Given request >>
Pull each line containing "ἔχειν" out of the data and copy it.

--- Start of Entries shown ---

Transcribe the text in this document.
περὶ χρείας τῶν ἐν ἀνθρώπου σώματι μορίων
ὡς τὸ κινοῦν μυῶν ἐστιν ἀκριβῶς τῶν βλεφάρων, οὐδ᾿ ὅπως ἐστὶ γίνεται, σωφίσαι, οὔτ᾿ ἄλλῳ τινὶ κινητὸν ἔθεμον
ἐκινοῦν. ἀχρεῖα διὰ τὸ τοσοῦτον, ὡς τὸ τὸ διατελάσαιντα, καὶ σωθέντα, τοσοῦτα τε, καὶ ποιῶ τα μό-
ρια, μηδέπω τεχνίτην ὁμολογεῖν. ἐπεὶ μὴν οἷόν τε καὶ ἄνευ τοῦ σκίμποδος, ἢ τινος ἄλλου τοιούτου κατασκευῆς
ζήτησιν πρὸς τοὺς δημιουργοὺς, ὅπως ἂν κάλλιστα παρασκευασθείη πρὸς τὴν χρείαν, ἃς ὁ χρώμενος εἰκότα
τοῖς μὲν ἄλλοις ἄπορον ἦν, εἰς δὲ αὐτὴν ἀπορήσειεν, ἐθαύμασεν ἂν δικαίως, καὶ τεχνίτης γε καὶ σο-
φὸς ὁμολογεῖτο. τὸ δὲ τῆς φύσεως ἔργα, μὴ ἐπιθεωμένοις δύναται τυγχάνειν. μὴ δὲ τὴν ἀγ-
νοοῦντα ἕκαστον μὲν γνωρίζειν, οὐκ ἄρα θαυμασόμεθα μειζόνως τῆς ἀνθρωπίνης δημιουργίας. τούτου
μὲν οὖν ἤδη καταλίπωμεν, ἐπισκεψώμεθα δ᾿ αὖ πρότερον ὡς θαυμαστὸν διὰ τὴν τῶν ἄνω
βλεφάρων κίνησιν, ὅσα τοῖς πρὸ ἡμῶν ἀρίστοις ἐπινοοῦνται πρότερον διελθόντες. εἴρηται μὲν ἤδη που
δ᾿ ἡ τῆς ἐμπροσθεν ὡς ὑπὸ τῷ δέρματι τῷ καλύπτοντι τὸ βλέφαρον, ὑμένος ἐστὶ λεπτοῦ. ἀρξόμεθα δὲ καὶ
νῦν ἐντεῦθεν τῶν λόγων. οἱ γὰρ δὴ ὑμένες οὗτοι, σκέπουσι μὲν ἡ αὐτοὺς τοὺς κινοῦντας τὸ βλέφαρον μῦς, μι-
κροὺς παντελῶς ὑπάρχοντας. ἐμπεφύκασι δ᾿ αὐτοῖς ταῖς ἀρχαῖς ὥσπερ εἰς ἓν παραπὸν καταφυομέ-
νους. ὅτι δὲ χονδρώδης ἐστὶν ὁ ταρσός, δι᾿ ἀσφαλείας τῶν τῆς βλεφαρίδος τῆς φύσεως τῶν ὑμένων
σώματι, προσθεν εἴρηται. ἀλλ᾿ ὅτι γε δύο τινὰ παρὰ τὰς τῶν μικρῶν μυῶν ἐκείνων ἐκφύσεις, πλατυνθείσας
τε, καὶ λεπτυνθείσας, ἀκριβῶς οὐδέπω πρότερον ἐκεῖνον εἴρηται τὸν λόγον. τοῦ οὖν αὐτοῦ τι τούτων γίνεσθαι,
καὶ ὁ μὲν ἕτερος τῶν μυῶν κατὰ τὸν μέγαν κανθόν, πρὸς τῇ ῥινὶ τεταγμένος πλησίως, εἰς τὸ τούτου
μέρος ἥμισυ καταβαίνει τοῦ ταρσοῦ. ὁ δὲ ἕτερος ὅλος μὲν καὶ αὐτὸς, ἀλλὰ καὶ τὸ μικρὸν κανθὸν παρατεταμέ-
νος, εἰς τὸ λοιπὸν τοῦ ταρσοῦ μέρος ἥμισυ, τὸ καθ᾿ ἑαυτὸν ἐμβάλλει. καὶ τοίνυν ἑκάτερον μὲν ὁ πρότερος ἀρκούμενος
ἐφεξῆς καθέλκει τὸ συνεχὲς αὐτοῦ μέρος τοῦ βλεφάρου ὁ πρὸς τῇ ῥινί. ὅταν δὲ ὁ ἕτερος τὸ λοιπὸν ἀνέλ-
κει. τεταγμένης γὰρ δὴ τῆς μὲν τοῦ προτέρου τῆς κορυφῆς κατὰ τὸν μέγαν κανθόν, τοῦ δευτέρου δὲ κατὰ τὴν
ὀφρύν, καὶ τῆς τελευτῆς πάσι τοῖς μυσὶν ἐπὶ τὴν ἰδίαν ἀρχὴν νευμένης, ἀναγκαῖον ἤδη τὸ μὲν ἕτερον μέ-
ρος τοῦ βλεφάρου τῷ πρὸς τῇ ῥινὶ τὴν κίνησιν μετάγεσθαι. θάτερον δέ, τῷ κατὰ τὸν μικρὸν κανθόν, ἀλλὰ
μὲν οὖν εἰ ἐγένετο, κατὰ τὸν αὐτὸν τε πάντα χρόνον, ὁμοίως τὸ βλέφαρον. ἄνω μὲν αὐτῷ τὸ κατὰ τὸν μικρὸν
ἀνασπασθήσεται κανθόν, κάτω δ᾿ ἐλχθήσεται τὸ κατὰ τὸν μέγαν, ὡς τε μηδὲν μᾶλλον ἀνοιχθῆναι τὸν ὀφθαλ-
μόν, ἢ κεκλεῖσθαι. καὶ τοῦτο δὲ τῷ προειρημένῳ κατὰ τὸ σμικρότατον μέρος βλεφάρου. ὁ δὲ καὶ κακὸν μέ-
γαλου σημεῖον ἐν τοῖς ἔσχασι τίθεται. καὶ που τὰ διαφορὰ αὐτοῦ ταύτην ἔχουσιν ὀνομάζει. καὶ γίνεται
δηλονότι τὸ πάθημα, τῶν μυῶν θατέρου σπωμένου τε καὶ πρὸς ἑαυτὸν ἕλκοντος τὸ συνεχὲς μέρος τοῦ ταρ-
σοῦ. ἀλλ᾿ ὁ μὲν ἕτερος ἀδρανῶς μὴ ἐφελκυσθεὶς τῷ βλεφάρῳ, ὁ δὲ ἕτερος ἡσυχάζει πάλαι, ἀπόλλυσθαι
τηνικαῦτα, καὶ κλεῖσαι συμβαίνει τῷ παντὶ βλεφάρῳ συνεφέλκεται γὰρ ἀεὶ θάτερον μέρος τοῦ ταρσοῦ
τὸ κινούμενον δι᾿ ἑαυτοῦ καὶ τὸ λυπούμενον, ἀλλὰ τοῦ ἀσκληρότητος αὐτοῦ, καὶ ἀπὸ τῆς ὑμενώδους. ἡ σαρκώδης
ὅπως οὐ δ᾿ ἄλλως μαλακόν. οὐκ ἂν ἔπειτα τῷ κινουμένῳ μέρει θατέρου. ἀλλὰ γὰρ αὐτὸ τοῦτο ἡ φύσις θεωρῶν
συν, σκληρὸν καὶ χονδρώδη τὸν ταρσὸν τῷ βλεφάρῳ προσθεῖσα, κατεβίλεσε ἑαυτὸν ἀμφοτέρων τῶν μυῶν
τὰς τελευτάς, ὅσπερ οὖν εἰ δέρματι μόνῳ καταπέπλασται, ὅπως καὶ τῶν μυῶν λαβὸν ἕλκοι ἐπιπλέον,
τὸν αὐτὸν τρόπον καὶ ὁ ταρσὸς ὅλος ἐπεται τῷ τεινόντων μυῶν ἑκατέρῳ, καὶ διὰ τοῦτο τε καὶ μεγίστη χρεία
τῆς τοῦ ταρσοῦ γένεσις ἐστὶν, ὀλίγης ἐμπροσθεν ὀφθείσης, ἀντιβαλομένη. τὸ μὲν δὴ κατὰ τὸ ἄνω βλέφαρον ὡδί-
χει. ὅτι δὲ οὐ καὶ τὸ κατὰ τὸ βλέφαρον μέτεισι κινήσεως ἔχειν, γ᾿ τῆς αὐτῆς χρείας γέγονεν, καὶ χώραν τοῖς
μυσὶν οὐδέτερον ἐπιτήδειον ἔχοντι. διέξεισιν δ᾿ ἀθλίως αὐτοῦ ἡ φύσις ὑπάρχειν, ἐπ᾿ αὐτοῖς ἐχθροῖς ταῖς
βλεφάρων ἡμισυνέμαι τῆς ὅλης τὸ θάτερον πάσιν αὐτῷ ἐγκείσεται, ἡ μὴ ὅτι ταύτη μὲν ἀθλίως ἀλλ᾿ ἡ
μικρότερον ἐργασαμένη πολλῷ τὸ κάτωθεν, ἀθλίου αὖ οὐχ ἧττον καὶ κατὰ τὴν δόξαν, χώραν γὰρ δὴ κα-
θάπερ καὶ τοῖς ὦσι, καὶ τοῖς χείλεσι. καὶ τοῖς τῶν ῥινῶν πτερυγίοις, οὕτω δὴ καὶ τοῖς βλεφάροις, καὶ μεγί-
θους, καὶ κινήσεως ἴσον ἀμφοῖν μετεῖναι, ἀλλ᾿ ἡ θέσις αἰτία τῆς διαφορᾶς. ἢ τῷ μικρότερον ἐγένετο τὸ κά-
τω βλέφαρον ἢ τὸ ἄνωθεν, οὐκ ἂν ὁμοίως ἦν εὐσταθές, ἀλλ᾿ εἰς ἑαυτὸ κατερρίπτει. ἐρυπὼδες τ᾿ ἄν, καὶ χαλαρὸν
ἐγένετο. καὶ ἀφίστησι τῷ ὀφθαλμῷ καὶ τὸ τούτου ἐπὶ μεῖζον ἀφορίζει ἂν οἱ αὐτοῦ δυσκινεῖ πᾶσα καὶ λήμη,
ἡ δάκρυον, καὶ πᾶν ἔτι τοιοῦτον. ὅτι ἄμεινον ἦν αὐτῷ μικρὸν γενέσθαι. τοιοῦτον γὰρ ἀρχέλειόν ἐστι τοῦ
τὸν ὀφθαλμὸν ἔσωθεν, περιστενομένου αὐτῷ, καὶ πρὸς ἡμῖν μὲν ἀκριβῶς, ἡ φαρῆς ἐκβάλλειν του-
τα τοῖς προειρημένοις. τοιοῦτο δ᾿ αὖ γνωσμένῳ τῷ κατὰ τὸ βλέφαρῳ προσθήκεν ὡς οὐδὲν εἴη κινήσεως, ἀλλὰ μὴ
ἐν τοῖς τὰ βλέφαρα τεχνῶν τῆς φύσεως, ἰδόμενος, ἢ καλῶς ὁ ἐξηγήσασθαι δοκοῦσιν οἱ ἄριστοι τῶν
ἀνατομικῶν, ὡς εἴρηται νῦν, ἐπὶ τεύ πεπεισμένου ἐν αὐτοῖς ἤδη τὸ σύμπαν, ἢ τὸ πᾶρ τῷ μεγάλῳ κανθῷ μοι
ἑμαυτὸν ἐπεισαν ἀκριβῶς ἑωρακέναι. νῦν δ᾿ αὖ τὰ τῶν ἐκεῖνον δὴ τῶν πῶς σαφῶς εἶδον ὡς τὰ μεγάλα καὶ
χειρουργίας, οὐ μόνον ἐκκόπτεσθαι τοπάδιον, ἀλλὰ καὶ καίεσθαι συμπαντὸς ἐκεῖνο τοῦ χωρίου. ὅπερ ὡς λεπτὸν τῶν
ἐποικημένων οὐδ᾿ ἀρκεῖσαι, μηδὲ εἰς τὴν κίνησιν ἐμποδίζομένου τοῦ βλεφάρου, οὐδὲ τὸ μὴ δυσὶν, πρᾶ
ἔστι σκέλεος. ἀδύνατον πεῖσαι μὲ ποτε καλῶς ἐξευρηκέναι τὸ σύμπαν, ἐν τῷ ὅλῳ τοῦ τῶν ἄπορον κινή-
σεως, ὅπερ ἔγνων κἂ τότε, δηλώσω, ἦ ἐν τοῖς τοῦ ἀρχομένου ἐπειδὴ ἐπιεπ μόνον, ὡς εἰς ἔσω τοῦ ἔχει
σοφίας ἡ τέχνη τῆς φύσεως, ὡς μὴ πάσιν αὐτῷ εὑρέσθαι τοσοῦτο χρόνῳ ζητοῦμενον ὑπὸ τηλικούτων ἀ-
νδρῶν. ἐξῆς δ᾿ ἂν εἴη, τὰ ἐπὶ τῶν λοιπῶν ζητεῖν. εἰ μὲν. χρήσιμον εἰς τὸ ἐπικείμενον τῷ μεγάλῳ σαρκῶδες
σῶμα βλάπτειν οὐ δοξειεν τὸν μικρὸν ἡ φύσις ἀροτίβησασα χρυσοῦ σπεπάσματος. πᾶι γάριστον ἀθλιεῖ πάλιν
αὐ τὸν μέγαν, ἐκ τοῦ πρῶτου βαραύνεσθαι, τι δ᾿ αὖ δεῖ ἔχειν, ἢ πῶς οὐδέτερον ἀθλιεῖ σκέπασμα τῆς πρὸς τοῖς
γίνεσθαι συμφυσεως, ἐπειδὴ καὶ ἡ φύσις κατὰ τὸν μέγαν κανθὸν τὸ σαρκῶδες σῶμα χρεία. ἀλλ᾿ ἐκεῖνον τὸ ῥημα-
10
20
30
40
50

--- End of Entries shown ---

Result for this exercise >>
χει. ὅτι δὲ οὐ καὶ τὸ κατὰ τὸ βλέφαρον μέτεισι κινήσεως ἔχειν, γ᾿ τῆς αὐτῆς χρείας γέγονεν, καὶ χώραν τοῖς
αὐ τὸν μέγαν, ἐκ τοῦ πρῶτου βαραύνεσθαι, τι δ᾿ αὖ δεῖ ἔχειν, ἢ πῶς οὐδέτερον ἀθλιεῖ σκέπασμα τῆς πρὸς τοῖς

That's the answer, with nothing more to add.